◆ EXERCISE BRIEF
Set out each line from the following listing that includes the word "into".

Figure record extracts:
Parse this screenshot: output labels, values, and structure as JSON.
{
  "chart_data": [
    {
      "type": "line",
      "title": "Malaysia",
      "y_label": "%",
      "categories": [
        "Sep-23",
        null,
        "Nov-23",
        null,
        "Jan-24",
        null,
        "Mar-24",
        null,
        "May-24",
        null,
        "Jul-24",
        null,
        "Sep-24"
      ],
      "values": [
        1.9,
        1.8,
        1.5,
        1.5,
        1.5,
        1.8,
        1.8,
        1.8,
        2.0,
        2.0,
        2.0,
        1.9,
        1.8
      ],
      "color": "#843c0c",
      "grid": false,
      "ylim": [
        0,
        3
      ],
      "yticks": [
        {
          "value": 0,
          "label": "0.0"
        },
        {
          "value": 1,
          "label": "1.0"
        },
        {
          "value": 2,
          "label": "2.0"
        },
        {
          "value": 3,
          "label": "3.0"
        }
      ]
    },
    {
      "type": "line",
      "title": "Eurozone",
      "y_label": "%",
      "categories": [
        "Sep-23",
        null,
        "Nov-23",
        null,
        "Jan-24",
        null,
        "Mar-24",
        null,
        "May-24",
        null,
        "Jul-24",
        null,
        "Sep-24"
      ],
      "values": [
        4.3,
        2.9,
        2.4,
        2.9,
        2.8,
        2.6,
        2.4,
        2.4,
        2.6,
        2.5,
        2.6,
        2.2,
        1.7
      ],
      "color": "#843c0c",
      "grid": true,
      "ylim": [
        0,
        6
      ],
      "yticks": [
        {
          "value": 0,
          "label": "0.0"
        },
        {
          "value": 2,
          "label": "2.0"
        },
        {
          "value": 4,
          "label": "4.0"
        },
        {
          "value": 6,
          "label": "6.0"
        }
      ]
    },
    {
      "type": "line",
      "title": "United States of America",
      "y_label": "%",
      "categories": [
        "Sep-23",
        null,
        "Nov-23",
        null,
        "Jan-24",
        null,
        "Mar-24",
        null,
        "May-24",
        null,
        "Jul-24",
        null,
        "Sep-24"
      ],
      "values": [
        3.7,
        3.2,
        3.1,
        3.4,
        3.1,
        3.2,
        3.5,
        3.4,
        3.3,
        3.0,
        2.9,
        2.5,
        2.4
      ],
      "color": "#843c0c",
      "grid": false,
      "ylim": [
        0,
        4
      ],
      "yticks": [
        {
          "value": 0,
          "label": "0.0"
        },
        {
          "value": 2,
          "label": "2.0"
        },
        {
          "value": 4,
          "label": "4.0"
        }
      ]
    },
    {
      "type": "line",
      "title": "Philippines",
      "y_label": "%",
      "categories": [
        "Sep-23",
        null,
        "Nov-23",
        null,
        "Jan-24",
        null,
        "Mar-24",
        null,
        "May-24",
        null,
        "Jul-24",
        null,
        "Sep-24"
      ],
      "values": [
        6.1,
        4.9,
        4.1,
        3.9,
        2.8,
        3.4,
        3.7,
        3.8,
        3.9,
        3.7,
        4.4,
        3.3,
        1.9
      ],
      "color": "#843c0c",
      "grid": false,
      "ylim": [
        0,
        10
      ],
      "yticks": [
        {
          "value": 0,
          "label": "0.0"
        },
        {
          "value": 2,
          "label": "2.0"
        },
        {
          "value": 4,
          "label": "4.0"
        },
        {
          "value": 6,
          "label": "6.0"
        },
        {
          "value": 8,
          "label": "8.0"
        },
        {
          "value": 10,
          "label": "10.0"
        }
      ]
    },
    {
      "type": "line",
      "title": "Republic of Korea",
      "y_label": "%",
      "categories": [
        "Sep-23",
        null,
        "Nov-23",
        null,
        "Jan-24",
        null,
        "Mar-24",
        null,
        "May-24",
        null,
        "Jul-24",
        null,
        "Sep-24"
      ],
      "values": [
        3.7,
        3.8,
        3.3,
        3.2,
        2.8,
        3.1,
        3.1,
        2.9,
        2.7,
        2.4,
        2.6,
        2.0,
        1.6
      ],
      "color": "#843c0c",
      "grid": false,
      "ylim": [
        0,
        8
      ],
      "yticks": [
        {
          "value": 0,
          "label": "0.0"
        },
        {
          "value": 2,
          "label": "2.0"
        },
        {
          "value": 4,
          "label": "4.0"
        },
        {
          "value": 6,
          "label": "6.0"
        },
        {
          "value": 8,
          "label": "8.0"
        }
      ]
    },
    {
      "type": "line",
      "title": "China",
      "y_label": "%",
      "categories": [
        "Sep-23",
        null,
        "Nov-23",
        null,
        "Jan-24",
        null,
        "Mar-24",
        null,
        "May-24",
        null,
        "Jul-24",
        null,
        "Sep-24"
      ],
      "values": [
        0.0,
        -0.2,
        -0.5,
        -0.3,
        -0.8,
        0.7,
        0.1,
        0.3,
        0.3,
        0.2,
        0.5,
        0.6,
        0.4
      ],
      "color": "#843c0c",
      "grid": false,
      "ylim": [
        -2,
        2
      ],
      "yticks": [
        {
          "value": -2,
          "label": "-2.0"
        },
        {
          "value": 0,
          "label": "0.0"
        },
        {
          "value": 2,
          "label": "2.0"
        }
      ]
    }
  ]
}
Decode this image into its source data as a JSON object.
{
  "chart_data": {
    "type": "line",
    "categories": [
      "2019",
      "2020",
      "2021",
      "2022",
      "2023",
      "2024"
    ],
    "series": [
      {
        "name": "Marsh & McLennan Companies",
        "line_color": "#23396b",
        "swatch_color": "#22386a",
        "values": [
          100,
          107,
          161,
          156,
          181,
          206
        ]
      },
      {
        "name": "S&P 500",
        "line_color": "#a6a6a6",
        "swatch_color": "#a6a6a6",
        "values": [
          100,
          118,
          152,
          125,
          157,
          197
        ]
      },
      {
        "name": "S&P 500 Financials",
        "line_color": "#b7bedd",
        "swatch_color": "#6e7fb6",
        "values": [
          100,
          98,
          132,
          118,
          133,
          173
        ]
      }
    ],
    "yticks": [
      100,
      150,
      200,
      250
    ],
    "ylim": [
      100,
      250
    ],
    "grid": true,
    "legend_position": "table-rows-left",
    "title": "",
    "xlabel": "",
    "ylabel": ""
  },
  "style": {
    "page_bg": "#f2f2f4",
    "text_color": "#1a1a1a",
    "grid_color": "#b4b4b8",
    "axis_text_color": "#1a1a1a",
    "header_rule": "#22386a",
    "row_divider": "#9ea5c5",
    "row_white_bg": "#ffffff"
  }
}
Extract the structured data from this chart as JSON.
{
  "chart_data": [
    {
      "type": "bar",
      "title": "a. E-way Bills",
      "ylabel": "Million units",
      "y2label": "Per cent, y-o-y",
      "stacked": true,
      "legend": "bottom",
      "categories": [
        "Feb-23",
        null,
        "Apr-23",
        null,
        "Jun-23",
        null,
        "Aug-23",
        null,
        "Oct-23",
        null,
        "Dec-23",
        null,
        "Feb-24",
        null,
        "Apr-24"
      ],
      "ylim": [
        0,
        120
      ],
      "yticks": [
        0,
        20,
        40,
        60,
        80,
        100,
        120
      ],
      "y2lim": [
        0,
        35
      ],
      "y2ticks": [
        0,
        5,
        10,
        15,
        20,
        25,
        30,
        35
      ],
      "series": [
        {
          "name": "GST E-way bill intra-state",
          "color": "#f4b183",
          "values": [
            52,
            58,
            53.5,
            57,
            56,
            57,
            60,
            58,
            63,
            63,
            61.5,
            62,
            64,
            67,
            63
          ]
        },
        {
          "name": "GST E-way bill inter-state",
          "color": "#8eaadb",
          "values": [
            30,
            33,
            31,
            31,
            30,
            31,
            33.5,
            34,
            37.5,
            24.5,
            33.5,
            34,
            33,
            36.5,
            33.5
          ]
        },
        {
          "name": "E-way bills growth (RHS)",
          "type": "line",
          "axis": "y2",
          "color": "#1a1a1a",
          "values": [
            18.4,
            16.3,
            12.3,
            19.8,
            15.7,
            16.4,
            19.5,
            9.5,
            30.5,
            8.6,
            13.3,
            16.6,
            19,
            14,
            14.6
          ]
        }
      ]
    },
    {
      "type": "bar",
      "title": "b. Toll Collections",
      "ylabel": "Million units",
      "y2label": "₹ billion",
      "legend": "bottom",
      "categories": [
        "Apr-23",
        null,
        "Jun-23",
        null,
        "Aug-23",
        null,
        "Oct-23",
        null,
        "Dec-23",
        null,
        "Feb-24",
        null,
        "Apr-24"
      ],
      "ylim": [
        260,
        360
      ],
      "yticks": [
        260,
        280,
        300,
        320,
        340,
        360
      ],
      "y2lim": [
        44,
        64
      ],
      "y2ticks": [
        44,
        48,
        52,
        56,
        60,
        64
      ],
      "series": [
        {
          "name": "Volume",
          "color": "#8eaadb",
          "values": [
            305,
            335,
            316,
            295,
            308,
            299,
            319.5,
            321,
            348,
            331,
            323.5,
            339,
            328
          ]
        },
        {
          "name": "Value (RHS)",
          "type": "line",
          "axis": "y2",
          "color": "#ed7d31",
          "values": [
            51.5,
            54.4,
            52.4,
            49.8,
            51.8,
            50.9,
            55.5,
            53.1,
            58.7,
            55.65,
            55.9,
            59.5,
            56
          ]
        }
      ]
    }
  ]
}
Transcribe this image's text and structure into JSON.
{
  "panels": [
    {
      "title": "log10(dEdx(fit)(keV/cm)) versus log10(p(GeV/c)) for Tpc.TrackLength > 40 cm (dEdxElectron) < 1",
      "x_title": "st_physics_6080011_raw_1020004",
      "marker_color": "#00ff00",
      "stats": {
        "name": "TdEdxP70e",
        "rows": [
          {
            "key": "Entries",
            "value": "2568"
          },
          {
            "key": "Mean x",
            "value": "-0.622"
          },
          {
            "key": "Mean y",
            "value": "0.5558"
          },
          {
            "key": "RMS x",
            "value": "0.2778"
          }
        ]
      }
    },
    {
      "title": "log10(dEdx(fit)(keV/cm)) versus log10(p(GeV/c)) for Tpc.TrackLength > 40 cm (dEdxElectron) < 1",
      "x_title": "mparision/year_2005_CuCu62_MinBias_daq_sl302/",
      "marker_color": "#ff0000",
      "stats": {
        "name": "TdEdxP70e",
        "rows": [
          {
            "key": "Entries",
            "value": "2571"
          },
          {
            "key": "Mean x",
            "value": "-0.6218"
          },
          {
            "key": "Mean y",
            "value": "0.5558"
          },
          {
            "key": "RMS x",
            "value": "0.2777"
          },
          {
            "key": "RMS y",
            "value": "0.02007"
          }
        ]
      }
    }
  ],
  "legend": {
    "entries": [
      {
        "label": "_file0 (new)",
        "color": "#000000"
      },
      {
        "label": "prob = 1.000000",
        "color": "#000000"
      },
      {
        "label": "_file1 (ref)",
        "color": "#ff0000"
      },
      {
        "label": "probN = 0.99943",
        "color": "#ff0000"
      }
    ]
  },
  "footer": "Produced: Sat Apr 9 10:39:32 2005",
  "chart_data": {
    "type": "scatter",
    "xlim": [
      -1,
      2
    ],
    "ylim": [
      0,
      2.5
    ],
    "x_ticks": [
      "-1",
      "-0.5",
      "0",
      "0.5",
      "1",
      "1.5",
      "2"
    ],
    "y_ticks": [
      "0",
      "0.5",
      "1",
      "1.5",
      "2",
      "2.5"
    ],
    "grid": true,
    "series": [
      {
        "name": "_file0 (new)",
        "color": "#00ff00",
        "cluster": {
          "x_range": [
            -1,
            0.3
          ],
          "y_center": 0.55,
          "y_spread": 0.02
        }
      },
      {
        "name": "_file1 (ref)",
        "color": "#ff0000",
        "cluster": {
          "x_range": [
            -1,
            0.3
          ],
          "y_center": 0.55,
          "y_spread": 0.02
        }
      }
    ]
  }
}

◆ EXERCISE RESPONSE
Decode this image into its source data as a JSON object.
Transcribe this image's text and structure into JSON.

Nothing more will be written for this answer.